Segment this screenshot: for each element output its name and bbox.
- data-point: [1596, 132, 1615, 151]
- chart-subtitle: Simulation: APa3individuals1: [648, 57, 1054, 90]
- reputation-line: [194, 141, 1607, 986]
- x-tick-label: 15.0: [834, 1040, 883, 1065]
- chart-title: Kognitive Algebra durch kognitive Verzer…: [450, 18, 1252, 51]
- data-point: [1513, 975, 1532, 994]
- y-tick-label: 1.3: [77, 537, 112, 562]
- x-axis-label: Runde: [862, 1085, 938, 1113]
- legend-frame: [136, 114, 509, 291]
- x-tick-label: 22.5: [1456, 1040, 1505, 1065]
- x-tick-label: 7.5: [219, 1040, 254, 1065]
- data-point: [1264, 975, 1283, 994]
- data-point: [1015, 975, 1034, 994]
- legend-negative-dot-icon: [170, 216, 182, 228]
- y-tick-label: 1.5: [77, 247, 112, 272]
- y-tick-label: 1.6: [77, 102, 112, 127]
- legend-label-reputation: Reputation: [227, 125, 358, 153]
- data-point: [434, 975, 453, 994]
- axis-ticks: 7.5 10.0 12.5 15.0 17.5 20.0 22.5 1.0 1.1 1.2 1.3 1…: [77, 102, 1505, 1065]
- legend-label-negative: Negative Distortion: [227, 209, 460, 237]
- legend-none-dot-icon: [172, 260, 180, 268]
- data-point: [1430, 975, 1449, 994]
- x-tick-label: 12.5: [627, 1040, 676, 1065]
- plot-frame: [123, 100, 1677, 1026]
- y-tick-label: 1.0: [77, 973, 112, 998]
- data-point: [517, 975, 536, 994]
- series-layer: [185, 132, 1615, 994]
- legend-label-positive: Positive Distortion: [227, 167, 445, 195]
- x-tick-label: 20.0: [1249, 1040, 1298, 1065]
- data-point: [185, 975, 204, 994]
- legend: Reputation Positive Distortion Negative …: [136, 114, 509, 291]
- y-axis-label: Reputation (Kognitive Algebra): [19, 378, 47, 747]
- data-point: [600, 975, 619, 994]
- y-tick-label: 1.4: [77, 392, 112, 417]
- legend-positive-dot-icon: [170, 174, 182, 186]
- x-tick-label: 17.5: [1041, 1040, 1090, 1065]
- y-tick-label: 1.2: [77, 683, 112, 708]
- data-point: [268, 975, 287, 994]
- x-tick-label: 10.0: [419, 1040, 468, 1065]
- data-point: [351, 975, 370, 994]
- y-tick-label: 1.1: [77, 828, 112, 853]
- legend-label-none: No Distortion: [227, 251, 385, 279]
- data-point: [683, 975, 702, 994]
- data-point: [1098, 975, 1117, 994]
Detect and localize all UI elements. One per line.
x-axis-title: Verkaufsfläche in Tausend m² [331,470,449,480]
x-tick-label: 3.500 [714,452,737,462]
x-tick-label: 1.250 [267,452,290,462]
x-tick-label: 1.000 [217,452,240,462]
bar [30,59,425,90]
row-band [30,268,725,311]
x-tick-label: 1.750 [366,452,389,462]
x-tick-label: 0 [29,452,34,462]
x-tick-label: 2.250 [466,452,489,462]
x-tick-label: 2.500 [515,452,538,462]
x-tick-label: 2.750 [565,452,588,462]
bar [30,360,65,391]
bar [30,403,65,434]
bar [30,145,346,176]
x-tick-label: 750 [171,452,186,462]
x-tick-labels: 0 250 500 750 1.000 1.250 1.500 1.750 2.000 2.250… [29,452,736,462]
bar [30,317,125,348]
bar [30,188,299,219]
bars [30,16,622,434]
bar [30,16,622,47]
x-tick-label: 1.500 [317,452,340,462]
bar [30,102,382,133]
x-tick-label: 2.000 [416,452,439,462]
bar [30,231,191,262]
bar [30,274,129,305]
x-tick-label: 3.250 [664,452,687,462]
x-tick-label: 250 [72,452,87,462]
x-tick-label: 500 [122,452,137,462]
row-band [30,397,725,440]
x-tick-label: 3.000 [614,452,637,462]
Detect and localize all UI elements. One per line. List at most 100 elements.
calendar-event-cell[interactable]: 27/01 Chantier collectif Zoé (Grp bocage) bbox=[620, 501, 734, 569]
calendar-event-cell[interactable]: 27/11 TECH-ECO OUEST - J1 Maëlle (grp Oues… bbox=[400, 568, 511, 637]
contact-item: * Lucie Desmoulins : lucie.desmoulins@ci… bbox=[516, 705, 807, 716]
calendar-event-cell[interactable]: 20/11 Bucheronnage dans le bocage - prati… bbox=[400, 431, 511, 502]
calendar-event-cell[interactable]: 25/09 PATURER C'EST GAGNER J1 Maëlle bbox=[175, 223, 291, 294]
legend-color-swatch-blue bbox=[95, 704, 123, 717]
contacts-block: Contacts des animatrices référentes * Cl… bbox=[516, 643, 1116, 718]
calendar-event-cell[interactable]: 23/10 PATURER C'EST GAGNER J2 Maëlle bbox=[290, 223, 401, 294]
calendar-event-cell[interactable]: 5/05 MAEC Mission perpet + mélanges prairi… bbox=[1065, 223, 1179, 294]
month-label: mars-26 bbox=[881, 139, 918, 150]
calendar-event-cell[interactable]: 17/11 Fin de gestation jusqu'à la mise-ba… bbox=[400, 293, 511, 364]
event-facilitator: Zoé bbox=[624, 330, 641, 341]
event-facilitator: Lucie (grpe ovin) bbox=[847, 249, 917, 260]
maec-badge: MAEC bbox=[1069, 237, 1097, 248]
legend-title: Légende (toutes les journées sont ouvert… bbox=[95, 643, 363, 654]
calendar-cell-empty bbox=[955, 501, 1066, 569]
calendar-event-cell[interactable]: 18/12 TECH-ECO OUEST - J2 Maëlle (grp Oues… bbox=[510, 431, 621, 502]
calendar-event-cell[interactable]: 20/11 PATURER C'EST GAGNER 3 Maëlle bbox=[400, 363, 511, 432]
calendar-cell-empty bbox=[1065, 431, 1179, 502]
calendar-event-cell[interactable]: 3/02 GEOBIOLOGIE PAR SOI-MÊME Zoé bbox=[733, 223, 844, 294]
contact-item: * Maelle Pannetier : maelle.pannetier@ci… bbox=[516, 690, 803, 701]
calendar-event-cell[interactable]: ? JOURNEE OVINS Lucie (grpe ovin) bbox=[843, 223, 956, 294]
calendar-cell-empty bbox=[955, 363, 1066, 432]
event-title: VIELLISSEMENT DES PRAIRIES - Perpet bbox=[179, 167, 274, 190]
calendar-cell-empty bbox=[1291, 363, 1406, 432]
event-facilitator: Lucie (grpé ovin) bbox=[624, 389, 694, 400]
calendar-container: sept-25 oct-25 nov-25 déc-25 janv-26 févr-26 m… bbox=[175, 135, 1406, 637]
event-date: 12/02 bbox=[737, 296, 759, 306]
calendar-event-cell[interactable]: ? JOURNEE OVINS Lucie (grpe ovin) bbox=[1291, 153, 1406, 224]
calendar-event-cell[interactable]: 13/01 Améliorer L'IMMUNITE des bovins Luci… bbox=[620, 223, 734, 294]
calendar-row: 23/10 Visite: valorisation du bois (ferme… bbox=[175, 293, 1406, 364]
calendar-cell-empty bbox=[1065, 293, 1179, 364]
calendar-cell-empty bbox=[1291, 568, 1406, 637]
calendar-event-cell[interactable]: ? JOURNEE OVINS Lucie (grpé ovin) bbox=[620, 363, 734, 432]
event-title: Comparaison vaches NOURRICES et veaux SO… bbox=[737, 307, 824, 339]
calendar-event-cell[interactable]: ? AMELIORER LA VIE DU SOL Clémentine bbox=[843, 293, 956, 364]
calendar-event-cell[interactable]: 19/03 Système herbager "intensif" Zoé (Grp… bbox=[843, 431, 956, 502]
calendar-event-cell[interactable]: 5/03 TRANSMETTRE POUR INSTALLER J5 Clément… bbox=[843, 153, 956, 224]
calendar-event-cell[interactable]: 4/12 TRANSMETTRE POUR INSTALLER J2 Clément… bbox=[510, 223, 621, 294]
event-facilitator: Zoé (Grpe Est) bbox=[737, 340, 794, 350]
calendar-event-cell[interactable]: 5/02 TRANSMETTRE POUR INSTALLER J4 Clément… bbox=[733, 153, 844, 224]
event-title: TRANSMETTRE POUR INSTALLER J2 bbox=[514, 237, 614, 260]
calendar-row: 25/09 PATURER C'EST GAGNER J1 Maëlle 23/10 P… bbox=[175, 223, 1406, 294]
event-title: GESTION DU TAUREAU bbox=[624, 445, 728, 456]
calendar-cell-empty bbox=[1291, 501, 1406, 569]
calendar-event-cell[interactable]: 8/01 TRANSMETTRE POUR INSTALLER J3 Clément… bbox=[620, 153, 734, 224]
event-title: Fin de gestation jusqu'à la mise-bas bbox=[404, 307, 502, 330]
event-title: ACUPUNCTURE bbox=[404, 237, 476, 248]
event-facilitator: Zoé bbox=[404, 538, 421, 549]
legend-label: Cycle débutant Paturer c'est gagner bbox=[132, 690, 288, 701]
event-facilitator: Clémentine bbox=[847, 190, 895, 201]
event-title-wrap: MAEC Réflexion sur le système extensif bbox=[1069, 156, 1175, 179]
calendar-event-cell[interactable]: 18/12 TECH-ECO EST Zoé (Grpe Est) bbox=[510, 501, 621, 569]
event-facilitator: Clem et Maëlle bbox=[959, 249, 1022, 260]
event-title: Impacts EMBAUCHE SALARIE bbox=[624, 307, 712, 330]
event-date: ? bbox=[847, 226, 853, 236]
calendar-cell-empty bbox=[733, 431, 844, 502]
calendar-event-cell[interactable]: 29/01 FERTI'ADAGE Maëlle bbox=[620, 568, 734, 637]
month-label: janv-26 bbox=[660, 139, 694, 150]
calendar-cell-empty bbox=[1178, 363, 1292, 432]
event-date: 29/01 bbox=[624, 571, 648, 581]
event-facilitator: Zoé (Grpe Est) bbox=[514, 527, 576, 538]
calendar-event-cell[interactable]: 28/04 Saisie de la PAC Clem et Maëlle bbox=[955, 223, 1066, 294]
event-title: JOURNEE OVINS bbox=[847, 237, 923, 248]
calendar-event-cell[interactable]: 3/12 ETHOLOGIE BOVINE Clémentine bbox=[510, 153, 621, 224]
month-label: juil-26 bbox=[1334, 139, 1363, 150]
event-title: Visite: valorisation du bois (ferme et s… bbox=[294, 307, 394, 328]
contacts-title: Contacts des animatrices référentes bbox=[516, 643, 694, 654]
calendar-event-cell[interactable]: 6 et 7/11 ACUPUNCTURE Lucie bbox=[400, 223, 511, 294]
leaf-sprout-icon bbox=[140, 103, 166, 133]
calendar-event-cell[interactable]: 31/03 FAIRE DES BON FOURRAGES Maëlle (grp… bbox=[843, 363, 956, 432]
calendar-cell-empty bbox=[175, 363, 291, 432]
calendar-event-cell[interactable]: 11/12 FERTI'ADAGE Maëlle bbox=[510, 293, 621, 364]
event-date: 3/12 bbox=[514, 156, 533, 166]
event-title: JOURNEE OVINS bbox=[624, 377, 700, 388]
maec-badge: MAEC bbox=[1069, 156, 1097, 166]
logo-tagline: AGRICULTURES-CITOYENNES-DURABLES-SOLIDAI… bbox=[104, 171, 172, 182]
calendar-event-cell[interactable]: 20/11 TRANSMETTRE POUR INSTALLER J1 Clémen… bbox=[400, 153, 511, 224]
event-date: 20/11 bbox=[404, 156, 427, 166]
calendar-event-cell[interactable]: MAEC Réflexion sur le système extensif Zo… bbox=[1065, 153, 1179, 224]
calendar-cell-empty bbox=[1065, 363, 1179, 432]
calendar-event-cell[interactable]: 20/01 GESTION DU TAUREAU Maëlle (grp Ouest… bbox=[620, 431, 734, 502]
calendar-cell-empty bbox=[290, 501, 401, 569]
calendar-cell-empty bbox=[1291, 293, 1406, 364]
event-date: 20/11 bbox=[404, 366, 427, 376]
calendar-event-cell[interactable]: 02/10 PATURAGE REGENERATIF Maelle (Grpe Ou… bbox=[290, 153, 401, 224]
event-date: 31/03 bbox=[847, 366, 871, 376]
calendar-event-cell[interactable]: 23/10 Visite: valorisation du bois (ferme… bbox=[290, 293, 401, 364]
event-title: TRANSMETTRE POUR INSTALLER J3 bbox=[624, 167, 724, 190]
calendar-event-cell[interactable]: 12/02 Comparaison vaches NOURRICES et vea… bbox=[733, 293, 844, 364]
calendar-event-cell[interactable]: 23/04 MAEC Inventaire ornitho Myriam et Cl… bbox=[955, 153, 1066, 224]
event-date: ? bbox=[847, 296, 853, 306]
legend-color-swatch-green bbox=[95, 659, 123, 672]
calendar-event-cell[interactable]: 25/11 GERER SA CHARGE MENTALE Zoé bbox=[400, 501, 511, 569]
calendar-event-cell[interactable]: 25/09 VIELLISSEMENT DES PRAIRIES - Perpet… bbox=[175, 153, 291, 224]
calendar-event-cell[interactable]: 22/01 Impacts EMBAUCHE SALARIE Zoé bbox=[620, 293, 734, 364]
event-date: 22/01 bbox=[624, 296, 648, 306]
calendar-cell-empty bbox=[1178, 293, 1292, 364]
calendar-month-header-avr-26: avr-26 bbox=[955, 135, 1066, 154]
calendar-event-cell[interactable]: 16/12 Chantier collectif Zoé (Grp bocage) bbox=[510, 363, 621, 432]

•••••

** Aim **
Reproduce the records above verbatim, from their first line through the line that contains "- series-layer: [185, 132, 1615, 994]", including both of those lines.

** Expected output **
Segment this screenshot: for each element output its name and bbox.
- data-point: [1596, 132, 1615, 151]
- chart-subtitle: Simulation: APa3individuals1: [648, 57, 1054, 90]
- reputation-line: [194, 141, 1607, 986]
- x-tick-label: 15.0: [834, 1040, 883, 1065]
- chart-title: Kognitive Algebra durch kognitive Verzer…: [450, 18, 1252, 51]
- data-point: [1513, 975, 1532, 994]
- y-tick-label: 1.3: [77, 537, 112, 562]
- x-axis-label: Runde: [862, 1085, 938, 1113]
- legend-frame: [136, 114, 509, 291]
- x-tick-label: 22.5: [1456, 1040, 1505, 1065]
- x-tick-label: 7.5: [219, 1040, 254, 1065]
- data-point: [1264, 975, 1283, 994]
- data-point: [1015, 975, 1034, 994]
- legend-negative-dot-icon: [170, 216, 182, 228]
- y-tick-label: 1.5: [77, 247, 112, 272]
- y-tick-label: 1.6: [77, 102, 112, 127]
- legend-label-reputation: Reputation: [227, 125, 358, 153]
- data-point: [434, 975, 453, 994]
- axis-ticks: 7.5 10.0 12.5 15.0 17.5 20.0 22.5 1.0 1.1 1.2 1.3 1…: [77, 102, 1505, 1065]
- legend-label-negative: Negative Distortion: [227, 209, 460, 237]
- legend-none-dot-icon: [172, 260, 180, 268]
- data-point: [1430, 975, 1449, 994]
- x-tick-label: 12.5: [627, 1040, 676, 1065]
- plot-frame: [123, 100, 1677, 1026]
- y-tick-label: 1.0: [77, 973, 112, 998]
- data-point: [517, 975, 536, 994]
- series-layer: [185, 132, 1615, 994]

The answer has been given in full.